─── The data

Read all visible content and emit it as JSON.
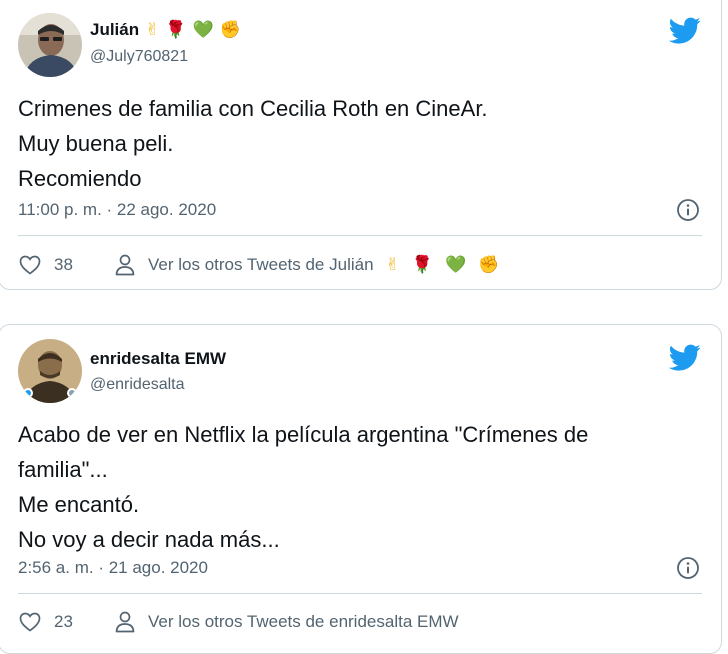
{
  "tweets": [
    {
      "display_name": "Julián",
      "handle": "@July760821",
      "lines": [
        "Crimenes de familia con Cecilia Roth en CineAr.",
        "Muy buena peli.",
        "Recomiendo"
      ],
      "timestamp": "11:00 p. m. · 22 ago. 2020",
      "like_count": "38",
      "author_link_label": "Ver los otros Tweets de Julián",
      "name_emojis": [
        {
          "glyph": "✌",
          "icon": "victory-hand-emoji",
          "color": "#f3b824"
        },
        {
          "glyph": "🌹",
          "icon": "rose-emoji",
          "color": "#c8161e"
        },
        {
          "glyph": "💚",
          "icon": "green-heart-emoji",
          "color": "#77b255"
        },
        {
          "glyph": "✊",
          "icon": "raised-fist-emoji",
          "color": "#f3b824"
        }
      ]
    },
    {
      "display_name": "enridesalta EMW",
      "handle": "@enridesalta",
      "lines": [
        "Acabo de ver en Netflix la película argentina \"Crímenes de",
        "familia\"...",
        "Me encantó.",
        "No voy a decir nada más..."
      ],
      "timestamp": "2:56 a. m. · 21 ago. 2020",
      "like_count": "23",
      "author_link_label": "Ver los otros Tweets de enridesalta EMW",
      "name_emojis": []
    }
  ],
  "colors": {
    "twitter_blue": "#1d9bf0",
    "text_primary": "#0f1419",
    "text_secondary": "#536471",
    "border": "#cfd9de"
  },
  "icons": {
    "brand": "twitter-bird-icon",
    "info": "info-icon",
    "like": "heart-icon",
    "author": "person-icon"
  }
}
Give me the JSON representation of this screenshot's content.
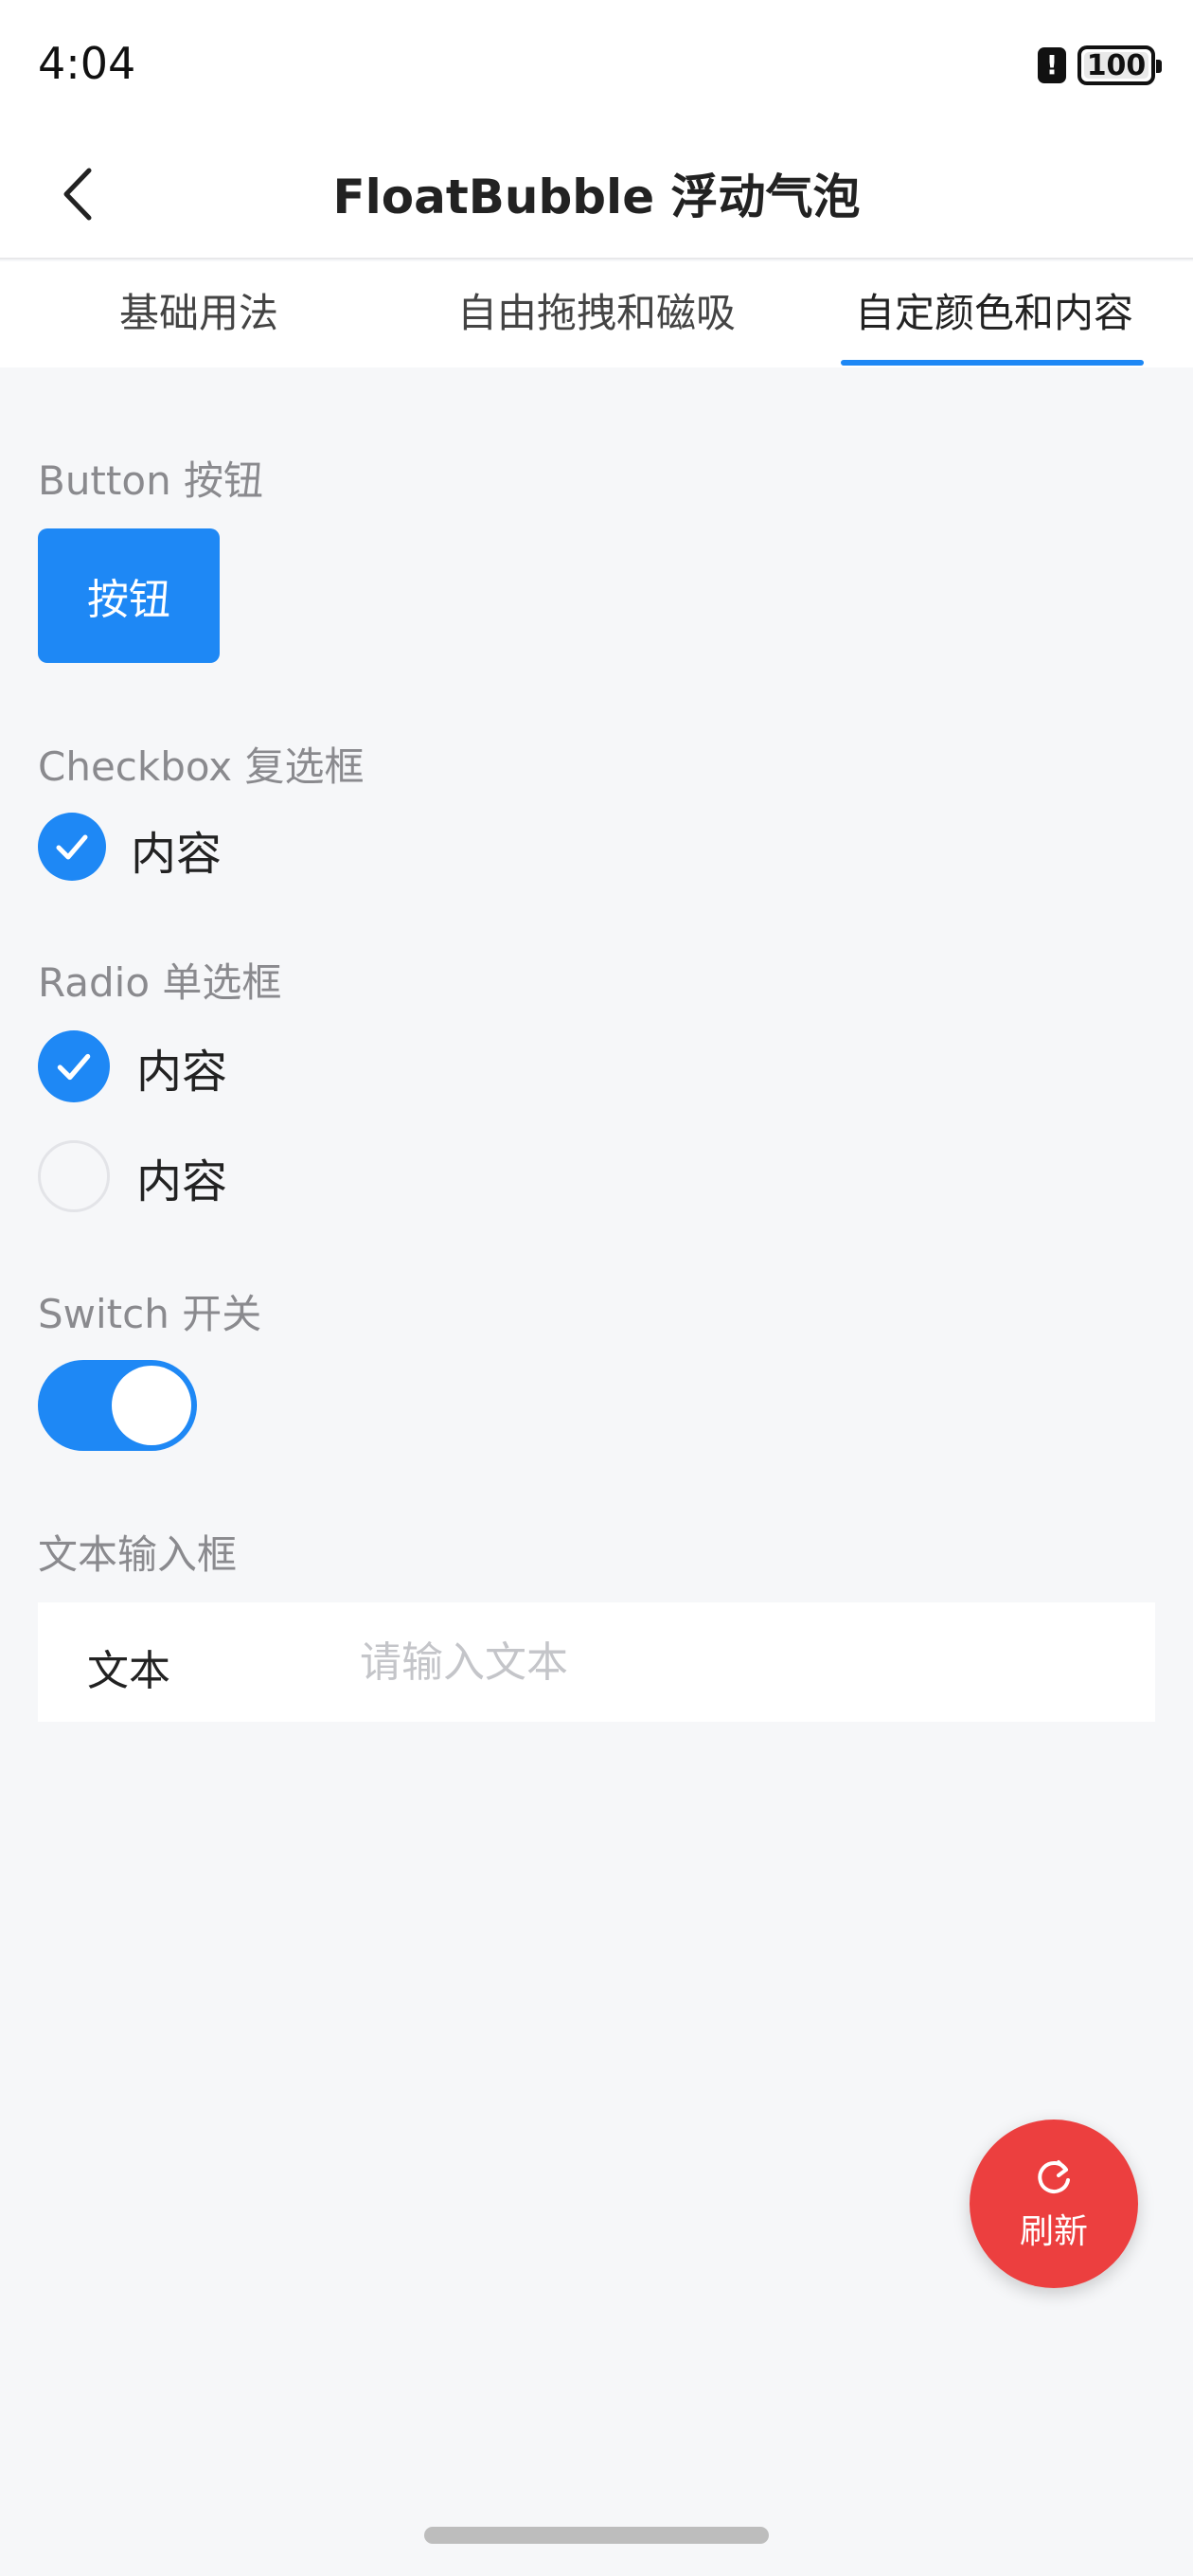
{
  "status_bar": {
    "time": "4:04",
    "battery": "100",
    "alert_symbol": "!"
  },
  "nav": {
    "title": "FloatBubble 浮动气泡",
    "back_icon": "chevron-left-icon"
  },
  "tabs": [
    {
      "label": "基础用法",
      "active": false
    },
    {
      "label": "自由拖拽和磁吸",
      "active": false
    },
    {
      "label": "自定颜色和内容",
      "active": true
    }
  ],
  "sections": {
    "button": {
      "label": "Button 按钮",
      "button_text": "按钮"
    },
    "checkbox": {
      "label": "Checkbox 复选框",
      "option": "内容",
      "checked": true
    },
    "radio": {
      "label": "Radio 单选框",
      "options": [
        {
          "label": "内容",
          "checked": true
        },
        {
          "label": "内容",
          "checked": false
        }
      ]
    },
    "switch": {
      "label": "Switch 开关",
      "on": true
    },
    "text_input": {
      "label": "文本输入框",
      "field_label": "文本",
      "value": "",
      "placeholder": "请输入文本"
    }
  },
  "float_bubble": {
    "label": "刷新",
    "icon": "refresh-icon"
  },
  "colors": {
    "primary": "#1e88f5",
    "bubble": "#ec3f3f",
    "background": "#f6f7f9",
    "section_label": "#8a8a8e"
  }
}
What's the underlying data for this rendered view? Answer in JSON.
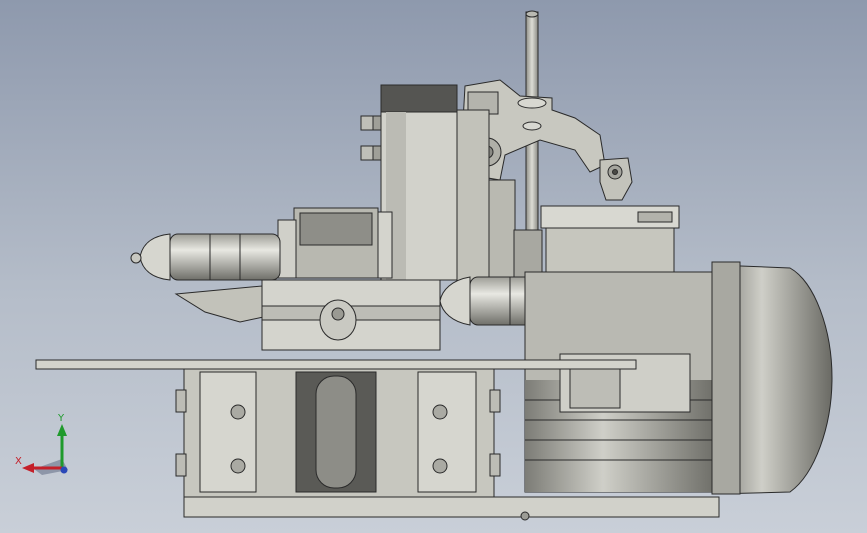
{
  "viewport": {
    "background_top": "#8e99ad",
    "background_bottom": "#c9cfd8"
  },
  "triad": {
    "x_label": "X",
    "y_label": "Y",
    "x_color": "#c4202a",
    "y_color": "#1f9a2c",
    "z_color": "#2a48b8"
  },
  "model": {
    "body_color": "#cfcfc7",
    "shadow_color": "#9a9a92",
    "dark_color": "#5c5c58",
    "outline_color": "#2a2a2a"
  }
}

──────

◆ What is expected ◆
Set down the lines of the records above exactly, apart from the pictures.

◆ Task answer ◆
Read all visible content and emit it as JSON.
{
  "tweets": [
    {
      "display_name": "Julián",
      "handle": "@July760821",
      "lines": [
        "Crimenes de familia con Cecilia Roth en CineAr.",
        "Muy buena peli.",
        "Recomiendo"
      ],
      "timestamp": "11:00 p. m. · 22 ago. 2020",
      "like_count": "38",
      "author_link_label": "Ver los otros Tweets de Julián",
      "name_emojis": [
        {
          "glyph": "✌",
          "icon": "victory-hand-emoji",
          "color": "#f3b824"
        },
        {
          "glyph": "🌹",
          "icon": "rose-emoji",
          "color": "#c8161e"
        },
        {
          "glyph": "💚",
          "icon": "green-heart-emoji",
          "color": "#77b255"
        },
        {
          "glyph": "✊",
          "icon": "raised-fist-emoji",
          "color": "#f3b824"
        }
      ]
    },
    {
      "display_name": "enridesalta EMW",
      "handle": "@enridesalta",
      "lines": [
        "Acabo de ver en Netflix la película argentina \"Crímenes de",
        "familia\"...",
        "Me encantó.",
        "No voy a decir nada más..."
      ],
      "timestamp": "2:56 a. m. · 21 ago. 2020",
      "like_count": "23",
      "author_link_label": "Ver los otros Tweets de enridesalta EMW",
      "name_emojis": []
    }
  ],
  "colors": {
    "twitter_blue": "#1d9bf0",
    "text_primary": "#0f1419",
    "text_secondary": "#536471",
    "border": "#cfd9de"
  },
  "icons": {
    "brand": "twitter-bird-icon",
    "info": "info-icon",
    "like": "heart-icon",
    "author": "person-icon"
  }
}
Give me the JSON representation of this screenshot's content.
{
  "status_bar": {
    "time": "4:04",
    "battery": "100",
    "alert_symbol": "!"
  },
  "nav": {
    "title": "FloatBubble 浮动气泡",
    "back_icon": "chevron-left-icon"
  },
  "tabs": [
    {
      "label": "基础用法",
      "active": false
    },
    {
      "label": "自由拖拽和磁吸",
      "active": false
    },
    {
      "label": "自定颜色和内容",
      "active": true
    }
  ],
  "sections": {
    "button": {
      "label": "Button 按钮",
      "button_text": "按钮"
    },
    "checkbox": {
      "label": "Checkbox 复选框",
      "option": "内容",
      "checked": true
    },
    "radio": {
      "label": "Radio 单选框",
      "options": [
        {
          "label": "内容",
          "checked": true
        },
        {
          "label": "内容",
          "checked": false
        }
      ]
    },
    "switch": {
      "label": "Switch 开关",
      "on": true
    },
    "text_input": {
      "label": "文本输入框",
      "field_label": "文本",
      "value": "",
      "placeholder": "请输入文本"
    }
  },
  "float_bubble": {
    "label": "刷新",
    "icon": "refresh-icon"
  },
  "colors": {
    "primary": "#1e88f5",
    "bubble": "#ec3f3f",
    "background": "#f6f7f9",
    "section_label": "#8a8a8e"
  }
}
What's the underlying data for this rendered view? Answer in JSON.
{
  "viewport": {
    "background_top": "#8e99ad",
    "background_bottom": "#c9cfd8"
  },
  "triad": {
    "x_label": "X",
    "y_label": "Y",
    "x_color": "#c4202a",
    "y_color": "#1f9a2c",
    "z_color": "#2a48b8"
  },
  "model": {
    "body_color": "#cfcfc7",
    "shadow_color": "#9a9a92",
    "dark_color": "#5c5c58",
    "outline_color": "#2a2a2a"
  }
}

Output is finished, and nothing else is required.